Short task: Write out the whole listing word for word.

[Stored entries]
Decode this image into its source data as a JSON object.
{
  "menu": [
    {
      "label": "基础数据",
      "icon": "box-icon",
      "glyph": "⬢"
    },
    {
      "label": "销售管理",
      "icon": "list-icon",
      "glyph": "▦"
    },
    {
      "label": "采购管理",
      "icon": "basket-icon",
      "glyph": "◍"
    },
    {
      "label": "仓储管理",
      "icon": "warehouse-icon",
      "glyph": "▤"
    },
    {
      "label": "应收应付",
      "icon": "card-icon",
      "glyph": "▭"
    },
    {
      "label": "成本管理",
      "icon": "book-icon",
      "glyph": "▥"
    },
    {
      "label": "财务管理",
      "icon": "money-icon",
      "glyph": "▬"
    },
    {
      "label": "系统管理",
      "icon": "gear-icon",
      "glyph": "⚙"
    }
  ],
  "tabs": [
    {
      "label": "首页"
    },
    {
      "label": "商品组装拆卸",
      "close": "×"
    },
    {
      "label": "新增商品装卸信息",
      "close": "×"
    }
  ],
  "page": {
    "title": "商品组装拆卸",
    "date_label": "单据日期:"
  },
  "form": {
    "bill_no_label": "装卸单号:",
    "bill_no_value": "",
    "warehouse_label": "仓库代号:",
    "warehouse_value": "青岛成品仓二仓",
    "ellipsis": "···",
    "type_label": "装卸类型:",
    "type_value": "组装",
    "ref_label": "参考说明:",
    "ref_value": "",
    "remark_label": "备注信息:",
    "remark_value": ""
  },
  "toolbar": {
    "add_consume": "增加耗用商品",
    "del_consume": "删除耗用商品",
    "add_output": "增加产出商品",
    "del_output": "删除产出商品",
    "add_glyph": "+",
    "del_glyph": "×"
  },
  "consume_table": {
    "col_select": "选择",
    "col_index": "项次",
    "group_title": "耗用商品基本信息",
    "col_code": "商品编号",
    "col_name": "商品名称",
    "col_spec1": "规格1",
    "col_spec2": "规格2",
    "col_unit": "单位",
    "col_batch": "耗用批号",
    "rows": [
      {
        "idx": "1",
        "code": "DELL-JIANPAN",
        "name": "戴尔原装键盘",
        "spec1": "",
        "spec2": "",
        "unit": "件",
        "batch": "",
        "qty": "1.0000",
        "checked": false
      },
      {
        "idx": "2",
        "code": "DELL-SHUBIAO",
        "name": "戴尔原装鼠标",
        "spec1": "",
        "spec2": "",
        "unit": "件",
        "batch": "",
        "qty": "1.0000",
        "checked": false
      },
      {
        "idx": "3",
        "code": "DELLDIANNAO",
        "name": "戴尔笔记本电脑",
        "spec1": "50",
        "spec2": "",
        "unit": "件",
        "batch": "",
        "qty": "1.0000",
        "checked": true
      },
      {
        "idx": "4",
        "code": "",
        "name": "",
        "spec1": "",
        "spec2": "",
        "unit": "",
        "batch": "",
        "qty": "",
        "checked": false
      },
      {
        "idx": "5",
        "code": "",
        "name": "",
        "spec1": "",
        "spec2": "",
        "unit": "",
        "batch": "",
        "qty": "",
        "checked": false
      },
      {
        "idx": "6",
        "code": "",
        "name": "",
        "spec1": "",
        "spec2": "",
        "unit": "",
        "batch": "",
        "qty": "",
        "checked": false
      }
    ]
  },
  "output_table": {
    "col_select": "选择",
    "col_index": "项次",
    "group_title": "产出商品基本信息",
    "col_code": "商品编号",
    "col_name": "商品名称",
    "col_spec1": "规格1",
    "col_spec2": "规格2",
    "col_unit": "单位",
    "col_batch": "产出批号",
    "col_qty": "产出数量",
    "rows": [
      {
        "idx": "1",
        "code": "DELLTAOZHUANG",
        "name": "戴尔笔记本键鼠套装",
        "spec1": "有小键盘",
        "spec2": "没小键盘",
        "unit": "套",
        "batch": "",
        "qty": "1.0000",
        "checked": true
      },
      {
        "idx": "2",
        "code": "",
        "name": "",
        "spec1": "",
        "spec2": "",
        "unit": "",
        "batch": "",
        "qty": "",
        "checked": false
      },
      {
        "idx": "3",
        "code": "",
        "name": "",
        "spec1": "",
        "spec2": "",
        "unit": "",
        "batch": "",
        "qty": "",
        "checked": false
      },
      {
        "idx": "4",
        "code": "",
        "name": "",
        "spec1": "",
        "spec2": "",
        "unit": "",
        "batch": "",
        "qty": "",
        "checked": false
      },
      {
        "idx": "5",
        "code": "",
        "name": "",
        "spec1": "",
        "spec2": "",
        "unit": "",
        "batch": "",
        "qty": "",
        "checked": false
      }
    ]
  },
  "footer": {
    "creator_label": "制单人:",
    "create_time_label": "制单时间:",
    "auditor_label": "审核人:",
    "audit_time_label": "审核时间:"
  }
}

Response to this exercise:
Decode this image into its source data as a JSON object.
{
  "menu": [
    {
      "label": "基础数据",
      "icon": "box-icon",
      "glyph": "⬢"
    },
    {
      "label": "销售管理",
      "icon": "list-icon",
      "glyph": "▦"
    },
    {
      "label": "采购管理",
      "icon": "basket-icon",
      "glyph": "◍"
    },
    {
      "label": "仓储管理",
      "icon": "warehouse-icon",
      "glyph": "▤"
    },
    {
      "label": "应收应付",
      "icon": "card-icon",
      "glyph": "▭"
    },
    {
      "label": "成本管理",
      "icon": "book-icon",
      "glyph": "▥"
    },
    {
      "label": "财务管理",
      "icon": "money-icon",
      "glyph": "▬"
    },
    {
      "label": "系统管理",
      "icon": "gear-icon",
      "glyph": "⚙"
    }
  ],
  "tabs": [
    {
      "label": "首页"
    },
    {
      "label": "商品组装拆卸",
      "close": "×"
    },
    {
      "label": "新增商品装卸信息",
      "close": "×"
    }
  ],
  "page": {
    "title": "商品组装拆卸",
    "date_label": "单据日期:"
  },
  "form": {
    "bill_no_label": "装卸单号:",
    "bill_no_value": "",
    "warehouse_label": "仓库代号:",
    "warehouse_value": "青岛成品仓二仓",
    "ellipsis": "···",
    "type_label": "装卸类型:",
    "type_value": "组装",
    "ref_label": "参考说明:",
    "ref_value": "",
    "remark_label": "备注信息:",
    "remark_value": ""
  },
  "toolbar": {
    "add_consume": "增加耗用商品",
    "del_consume": "删除耗用商品",
    "add_output": "增加产出商品",
    "del_output": "删除产出商品",
    "add_glyph": "+",
    "del_glyph": "×"
  },
  "consume_table": {
    "col_select": "选择",
    "col_index": "项次",
    "group_title": "耗用商品基本信息",
    "col_code": "商品编号",
    "col_name": "商品名称",
    "col_spec1": "规格1",
    "col_spec2": "规格2",
    "col_unit": "单位",
    "col_batch": "耗用批号",
    "rows": [
      {
        "idx": "1",
        "code": "DELL-JIANPAN",
        "name": "戴尔原装键盘",
        "spec1": "",
        "spec2": "",
        "unit": "件",
        "batch": "",
        "qty": "1.0000",
        "checked": false
      },
      {
        "idx": "2",
        "code": "DELL-SHUBIAO",
        "name": "戴尔原装鼠标",
        "spec1": "",
        "spec2": "",
        "unit": "件",
        "batch": "",
        "qty": "1.0000",
        "checked": false
      },
      {
        "idx": "3",
        "code": "DELLDIANNAO",
        "name": "戴尔笔记本电脑",
        "spec1": "50",
        "spec2": "",
        "unit": "件",
        "batch": "",
        "qty": "1.0000",
        "checked": true
      },
      {
        "idx": "4",
        "code": "",
        "name": "",
        "spec1": "",
        "spec2": "",
        "unit": "",
        "batch": "",
        "qty": "",
        "checked": false
      },
      {
        "idx": "5",
        "code": "",
        "name": "",
        "spec1": "",
        "spec2": "",
        "unit": "",
        "batch": "",
        "qty": "",
        "checked": false
      },
      {
        "idx": "6",
        "code": "",
        "name": "",
        "spec1": "",
        "spec2": "",
        "unit": "",
        "batch": "",
        "qty": "",
        "checked": false
      }
    ]
  },
  "output_table": {
    "col_select": "选择",
    "col_index": "项次",
    "group_title": "产出商品基本信息",
    "col_code": "商品编号",
    "col_name": "商品名称",
    "col_spec1": "规格1",
    "col_spec2": "规格2",
    "col_unit": "单位",
    "col_batch": "产出批号",
    "col_qty": "产出数量",
    "rows": [
      {
        "idx": "1",
        "code": "DELLTAOZHUANG",
        "name": "戴尔笔记本键鼠套装",
        "spec1": "有小键盘",
        "spec2": "没小键盘",
        "unit": "套",
        "batch": "",
        "qty": "1.0000",
        "checked": true
      },
      {
        "idx": "2",
        "code": "",
        "name": "",
        "spec1": "",
        "spec2": "",
        "unit": "",
        "batch": "",
        "qty": "",
        "checked": false
      },
      {
        "idx": "3",
        "code": "",
        "name": "",
        "spec1": "",
        "spec2": "",
        "unit": "",
        "batch": "",
        "qty": "",
        "checked": false
      },
      {
        "idx": "4",
        "code": "",
        "name": "",
        "spec1": "",
        "spec2": "",
        "unit": "",
        "batch": "",
        "qty": "",
        "checked": false
      },
      {
        "idx": "5",
        "code": "",
        "name": "",
        "spec1": "",
        "spec2": "",
        "unit": "",
        "batch": "",
        "qty": "",
        "checked": false
      }
    ]
  },
  "footer": {
    "creator_label": "制单人:",
    "create_time_label": "制单时间:",
    "auditor_label": "审核人:",
    "audit_time_label": "审核时间:"
  }
}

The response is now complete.